Please copy the lines of the listing exactly, beginning at the line that has "unit-label: cm [183, 129, 226, 163]" and stopping after the line that has "measurement-value: 150 [345, 253, 389, 287]".

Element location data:
* * * * * * * * *
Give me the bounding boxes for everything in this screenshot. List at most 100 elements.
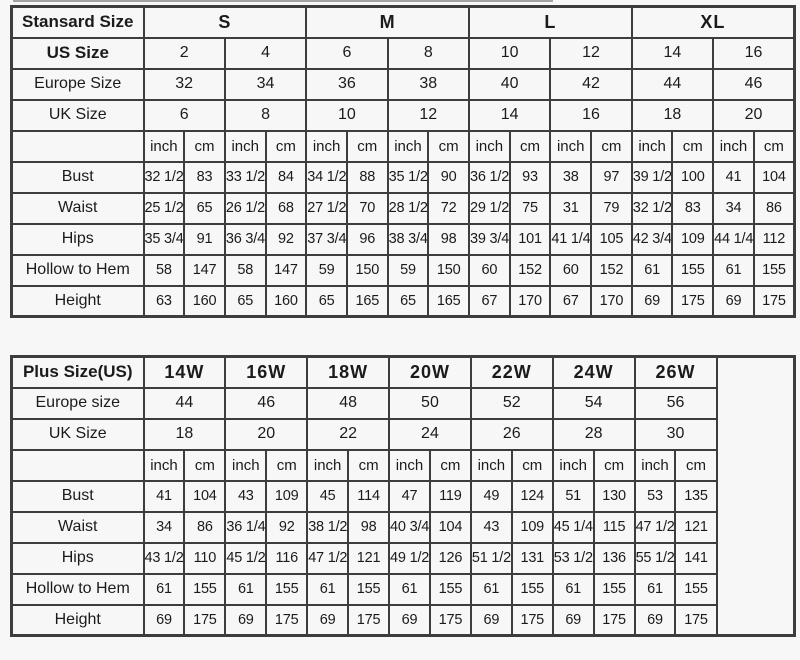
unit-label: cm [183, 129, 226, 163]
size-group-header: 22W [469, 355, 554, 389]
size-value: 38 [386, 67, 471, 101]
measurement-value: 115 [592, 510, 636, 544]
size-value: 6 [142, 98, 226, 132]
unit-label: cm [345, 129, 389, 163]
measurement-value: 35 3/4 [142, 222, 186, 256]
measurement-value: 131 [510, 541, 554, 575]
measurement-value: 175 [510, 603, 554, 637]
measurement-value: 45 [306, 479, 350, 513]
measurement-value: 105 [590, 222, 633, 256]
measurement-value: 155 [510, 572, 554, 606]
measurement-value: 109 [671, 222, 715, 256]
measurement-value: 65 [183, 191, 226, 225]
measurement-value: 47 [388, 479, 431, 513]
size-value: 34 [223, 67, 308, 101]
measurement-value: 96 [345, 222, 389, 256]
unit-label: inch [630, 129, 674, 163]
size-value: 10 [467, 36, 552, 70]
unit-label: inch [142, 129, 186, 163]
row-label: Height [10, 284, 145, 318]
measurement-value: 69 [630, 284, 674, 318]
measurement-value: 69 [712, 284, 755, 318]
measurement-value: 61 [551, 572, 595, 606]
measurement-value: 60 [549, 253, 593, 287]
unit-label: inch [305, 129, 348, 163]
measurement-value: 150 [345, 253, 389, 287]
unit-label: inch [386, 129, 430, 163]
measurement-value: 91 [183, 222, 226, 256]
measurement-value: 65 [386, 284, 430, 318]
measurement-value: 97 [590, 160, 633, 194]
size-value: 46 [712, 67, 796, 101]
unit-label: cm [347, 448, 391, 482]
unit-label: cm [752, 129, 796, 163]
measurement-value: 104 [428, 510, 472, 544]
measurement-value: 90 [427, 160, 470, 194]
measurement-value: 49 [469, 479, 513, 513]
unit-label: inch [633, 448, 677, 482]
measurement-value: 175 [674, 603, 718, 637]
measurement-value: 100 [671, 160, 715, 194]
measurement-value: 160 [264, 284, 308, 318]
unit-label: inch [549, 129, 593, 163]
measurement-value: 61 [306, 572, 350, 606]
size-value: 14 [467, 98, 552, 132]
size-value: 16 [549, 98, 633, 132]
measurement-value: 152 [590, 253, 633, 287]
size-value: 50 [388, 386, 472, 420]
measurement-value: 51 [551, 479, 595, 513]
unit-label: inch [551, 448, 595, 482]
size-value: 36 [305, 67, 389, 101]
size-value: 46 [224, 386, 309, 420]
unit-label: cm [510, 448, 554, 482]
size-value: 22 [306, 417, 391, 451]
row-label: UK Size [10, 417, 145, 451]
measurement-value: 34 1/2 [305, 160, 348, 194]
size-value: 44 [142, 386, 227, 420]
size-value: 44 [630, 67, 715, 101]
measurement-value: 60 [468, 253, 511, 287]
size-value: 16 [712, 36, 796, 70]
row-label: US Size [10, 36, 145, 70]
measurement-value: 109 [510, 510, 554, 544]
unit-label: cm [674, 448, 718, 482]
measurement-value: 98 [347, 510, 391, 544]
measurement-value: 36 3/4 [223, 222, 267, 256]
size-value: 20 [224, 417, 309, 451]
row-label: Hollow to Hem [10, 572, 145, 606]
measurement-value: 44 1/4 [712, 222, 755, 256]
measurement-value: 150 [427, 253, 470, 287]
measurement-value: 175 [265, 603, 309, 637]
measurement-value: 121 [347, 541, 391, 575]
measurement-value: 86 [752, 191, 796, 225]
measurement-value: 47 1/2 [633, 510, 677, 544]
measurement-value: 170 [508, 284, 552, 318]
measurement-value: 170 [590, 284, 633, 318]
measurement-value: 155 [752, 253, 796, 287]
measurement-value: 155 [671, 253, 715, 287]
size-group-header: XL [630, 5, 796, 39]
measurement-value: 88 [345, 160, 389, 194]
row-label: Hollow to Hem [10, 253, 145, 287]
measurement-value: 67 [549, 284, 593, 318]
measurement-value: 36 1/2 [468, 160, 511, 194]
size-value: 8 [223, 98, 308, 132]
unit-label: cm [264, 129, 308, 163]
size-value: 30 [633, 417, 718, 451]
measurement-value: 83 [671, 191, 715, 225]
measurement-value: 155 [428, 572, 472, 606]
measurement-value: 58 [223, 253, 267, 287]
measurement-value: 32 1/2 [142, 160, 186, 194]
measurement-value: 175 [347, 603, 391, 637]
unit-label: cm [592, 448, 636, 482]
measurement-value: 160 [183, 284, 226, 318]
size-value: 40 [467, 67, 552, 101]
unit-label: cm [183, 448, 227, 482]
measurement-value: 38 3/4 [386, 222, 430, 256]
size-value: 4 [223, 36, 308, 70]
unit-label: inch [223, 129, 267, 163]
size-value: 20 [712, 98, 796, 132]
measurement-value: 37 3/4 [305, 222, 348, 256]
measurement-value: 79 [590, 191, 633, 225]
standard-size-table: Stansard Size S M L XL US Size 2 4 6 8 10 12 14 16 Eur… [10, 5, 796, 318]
* * * * * * * * *
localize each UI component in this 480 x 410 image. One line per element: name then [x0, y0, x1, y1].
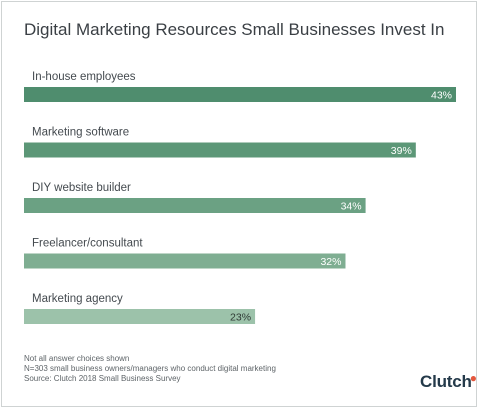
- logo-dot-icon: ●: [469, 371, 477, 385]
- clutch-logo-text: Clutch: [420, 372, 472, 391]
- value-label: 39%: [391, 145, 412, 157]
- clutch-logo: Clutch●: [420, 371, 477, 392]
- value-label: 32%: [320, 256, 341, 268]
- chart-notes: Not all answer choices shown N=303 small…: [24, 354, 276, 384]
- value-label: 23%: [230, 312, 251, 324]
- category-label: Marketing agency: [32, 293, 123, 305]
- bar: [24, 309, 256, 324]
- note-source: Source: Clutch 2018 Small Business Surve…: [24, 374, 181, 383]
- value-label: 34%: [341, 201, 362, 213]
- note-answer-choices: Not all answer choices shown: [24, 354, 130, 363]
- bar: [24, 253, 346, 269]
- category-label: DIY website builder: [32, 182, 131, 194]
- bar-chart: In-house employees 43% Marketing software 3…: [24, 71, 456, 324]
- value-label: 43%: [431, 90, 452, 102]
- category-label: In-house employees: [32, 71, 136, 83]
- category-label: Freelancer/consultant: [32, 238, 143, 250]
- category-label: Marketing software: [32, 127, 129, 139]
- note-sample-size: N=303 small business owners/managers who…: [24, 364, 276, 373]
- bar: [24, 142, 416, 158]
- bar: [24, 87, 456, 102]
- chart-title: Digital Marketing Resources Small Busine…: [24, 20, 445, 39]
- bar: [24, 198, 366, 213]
* * * * * * * * *
In response —
unit-label: cm [183, 129, 226, 163]
size-group-header: 22W [469, 355, 554, 389]
size-value: 38 [386, 67, 471, 101]
measurement-value: 115 [592, 510, 636, 544]
size-value: 6 [142, 98, 226, 132]
unit-label: cm [345, 129, 389, 163]
measurement-value: 35 3/4 [142, 222, 186, 256]
measurement-value: 131 [510, 541, 554, 575]
measurement-value: 175 [510, 603, 554, 637]
measurement-value: 45 [306, 479, 350, 513]
measurement-value: 105 [590, 222, 633, 256]
measurement-value: 155 [510, 572, 554, 606]
measurement-value: 109 [671, 222, 715, 256]
measurement-value: 65 [183, 191, 226, 225]
measurement-value: 47 [388, 479, 431, 513]
size-value: 34 [223, 67, 308, 101]
measurement-value: 96 [345, 222, 389, 256]
unit-label: inch [630, 129, 674, 163]
size-value: 10 [467, 36, 552, 70]
unit-label: inch [142, 129, 186, 163]
row-label: Height [10, 284, 145, 318]
measurement-value: 69 [630, 284, 674, 318]
measurement-value: 69 [712, 284, 755, 318]
measurement-value: 61 [551, 572, 595, 606]
measurement-value: 60 [549, 253, 593, 287]
unit-label: inch [305, 129, 348, 163]
measurement-value: 150 [345, 253, 389, 287]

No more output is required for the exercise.